Written request – Collect each line of the records containing the string "Choose".

::: Input records :::

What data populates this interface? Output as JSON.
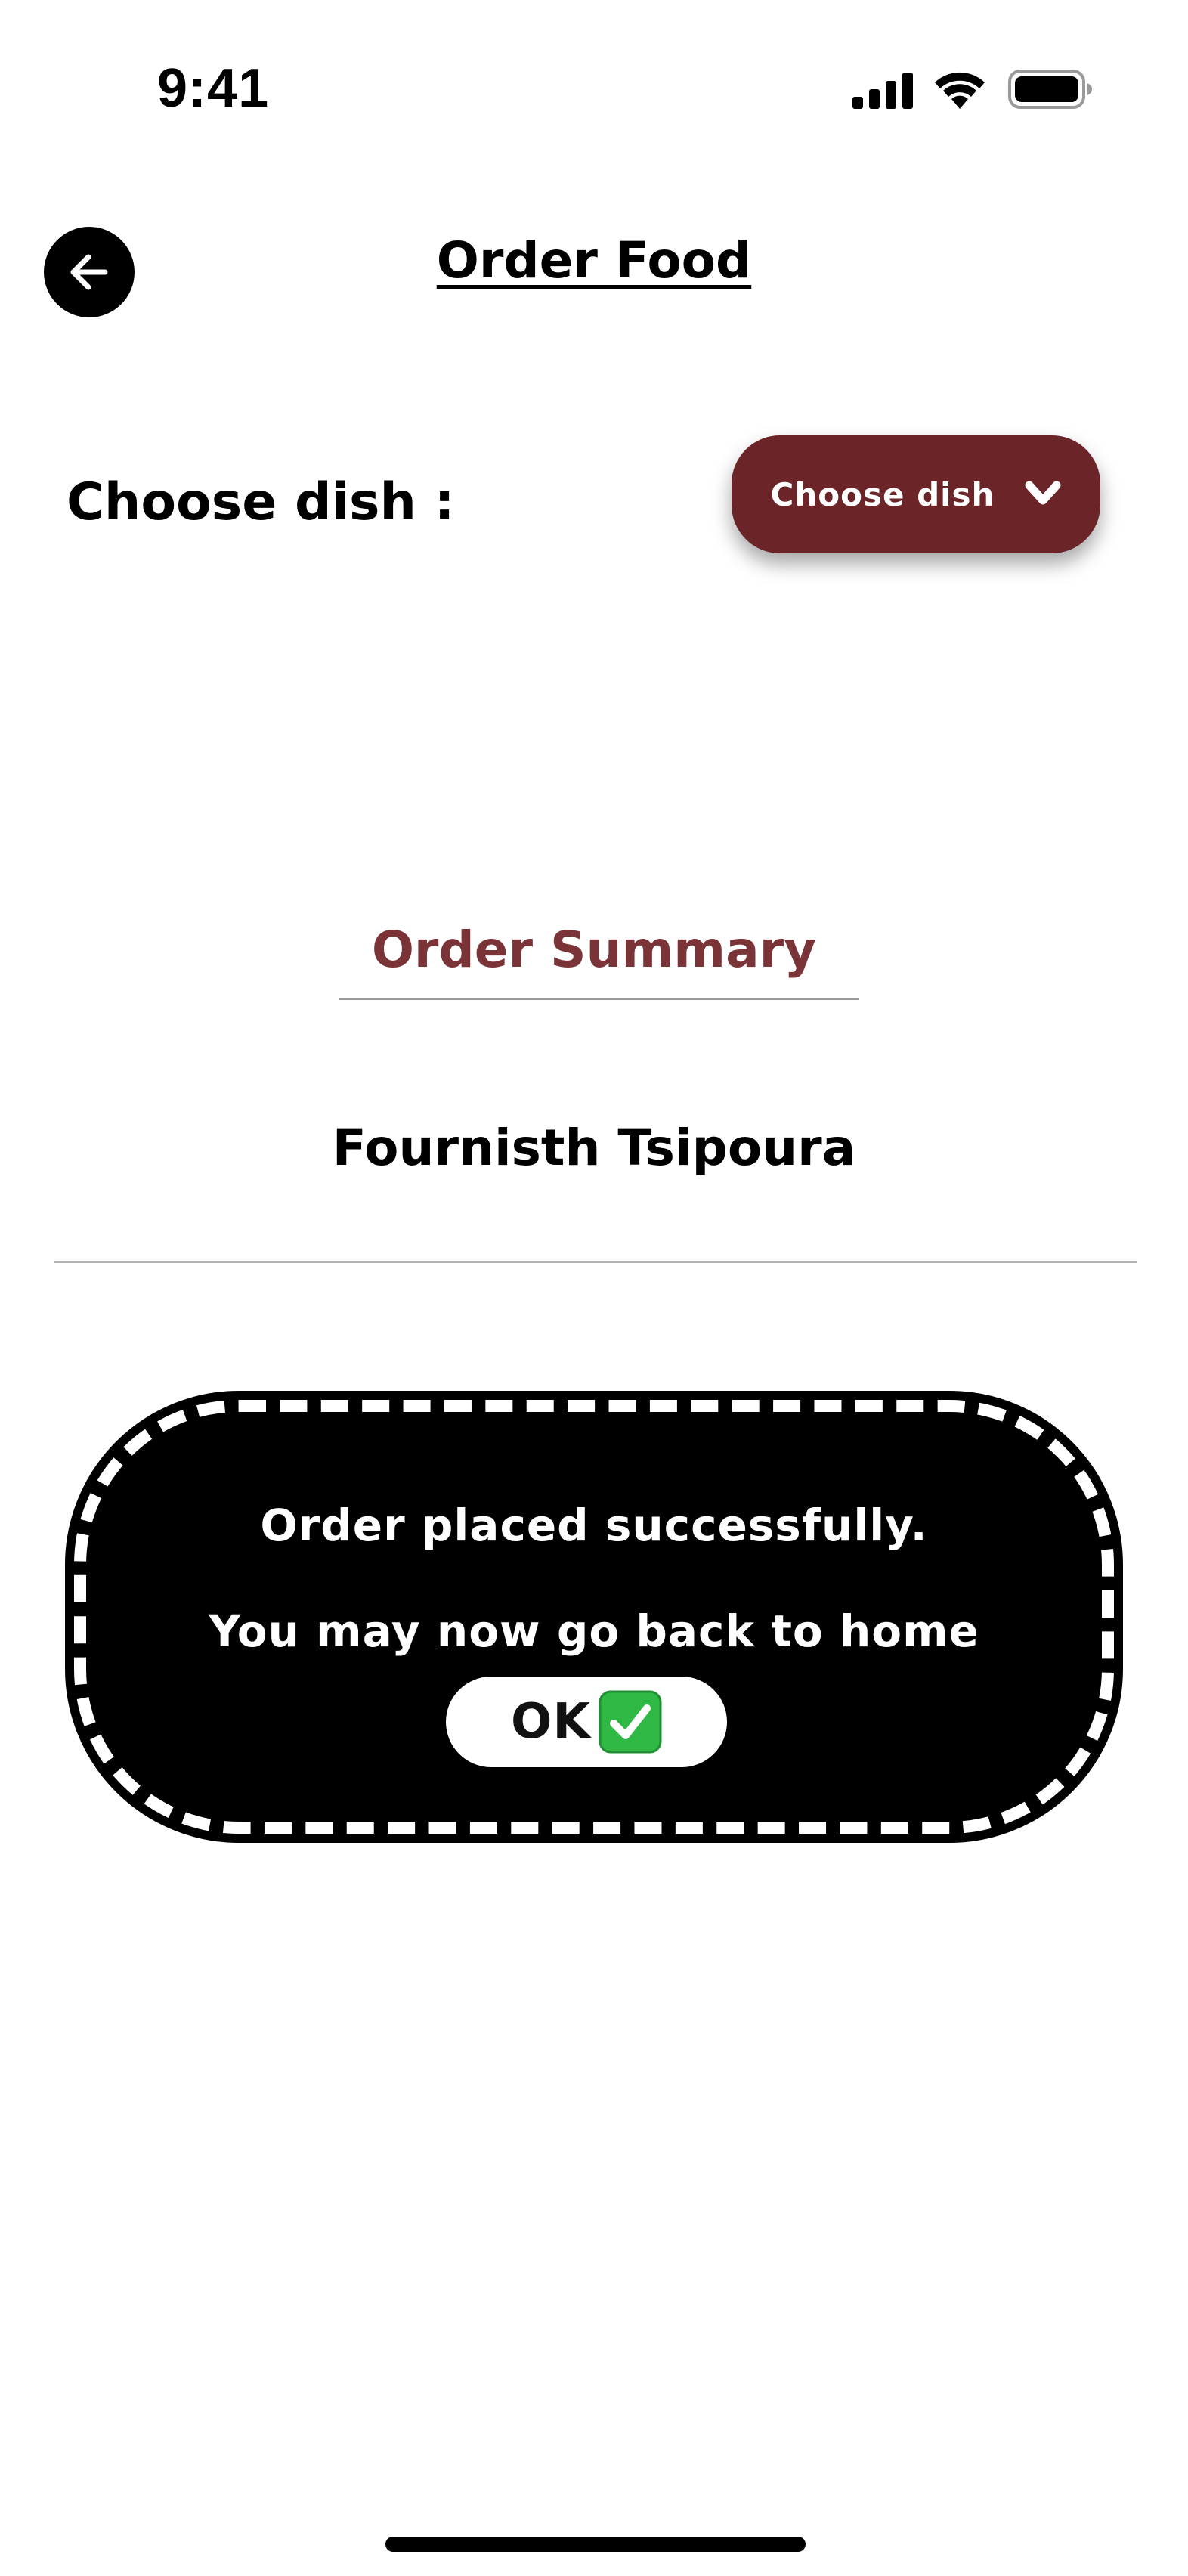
{
  "status_bar": {
    "time": "9:41",
    "icons": [
      "signal-icon",
      "wifi-icon",
      "battery-icon"
    ]
  },
  "header": {
    "back_icon": "arrow-left-icon",
    "title": "Order Food"
  },
  "dish_selector": {
    "label": "Choose dish :",
    "dropdown_label": "Choose dish",
    "dropdown_icon": "chevron-down-icon"
  },
  "summary": {
    "heading": "Order Summary",
    "dish_name": "Fournisth Tsipoura"
  },
  "dialog": {
    "line1": "Order placed successfully.",
    "line2": "You may now go back to home",
    "ok_label": "OK",
    "ok_icon": "check-mark-icon"
  },
  "colors": {
    "accent": "#6b2529",
    "summary_heading": "#7a3438",
    "dialog_background": "#000000",
    "check_green": "#2fb944"
  }
}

:::

The solution –
    "label": "Choose dish :",
    "dropdown_label": "Choose dish",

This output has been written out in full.